Ce qui presse vraiment, c'est d'envoyer un message fort, non pas contre la banalisation, un terme mou aux contours beaucoup trop flous, mais contre la normalisation.

Il n'est pas normal ni acceptable qu'un salarié ou un professionnel se présente au boulot avec les facultés affaiblies par l'alcool, tout le monde s'entend là-dessus. Il n'y a aucune raison qu'il en soit autrement pour la marijuana lorsque cette substance deviendra légale. Or, à moins d'un an de la date fatidique, ce message-là ne s'entend nulle part. Québec, les employeurs et les établissements d'enseignement vont devoir s'y mettre rapidement, et vigoureusement.

Extrait de données

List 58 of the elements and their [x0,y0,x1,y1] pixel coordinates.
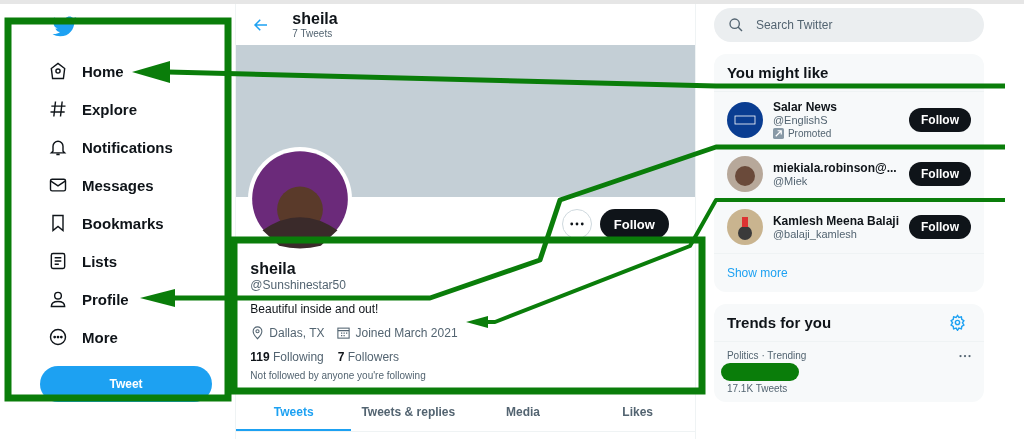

Exercices
**A)** D'après le texte sur la légalisation de la marijuana, qui « vont devoir s'y mettre rapidement, et vigoureusement » ? Nommez-les tous.
**B)** Recopiez le passage du texte sur la légalisation de la marijuana qui va de "Il n'est pas" jusqu'à "rapidement, et vigoureusement." en substituant "employé" à "salarié".
**C)** Poursuivez le texte sur la légalisation de la marijuana après sa dernière phrase.

Les réponses
**A)** Québec, les employeurs et les établissements d'enseignement.

**B)**
Il n'est pas normal ni acceptable qu'un employé ou un professionnel se présente au boulot avec les facultés affaiblies par l'alcool, tout le monde s'entend là-dessus. Il n'y a aucune raison qu'il en soit autrement pour la marijuana lorsque cette substance deviendra légale. Or, à moins d'un an de la date fatidique, ce message-là ne s'entend nulle part. Québec, les employeurs et les établissements d'enseignement vont devoir s'y mettre rapidement, et vigoureusement.

**C)**
LOI SUR LA SANTÉ ET LA SÉCURITÉ DU TRAVAIL

« Le travailleur doit [...] prendre les mesures nécessaires pour protéger sa santé, sa sécurité ou son intégrité physique ; veiller à ne pas mettre en danger la santé, la sécurité ou l'intégrité physique des autres personnes qui se trouvent sur les lieux de travail ou à proximité des lieux de travail. »

« L'employeur doit prendre les mesures nécessaires pour protéger la santé et assurer la sécurité et l'intégrité physique du travailleur. »

Art. 49, 2°-3° ; art. 51

CODE DE SÉCURITÉ POUR LES TRAVAUX DE CONSTRUCTION

« L'employeur doit s'assurer que [...] tout travailleur n'effectue aucun travail lorsque ses facultés sont affaiblies par l'alcool, la drogue ou une autre substance similaire. »

Art. 2.4.2. e)

CODE DES PROFESSIONS

« Tout professionnel doit s'abstenir d'exercer sa profession ou de poser certains actes professionnels dans la mesure où son état de santé y fait obstacle. »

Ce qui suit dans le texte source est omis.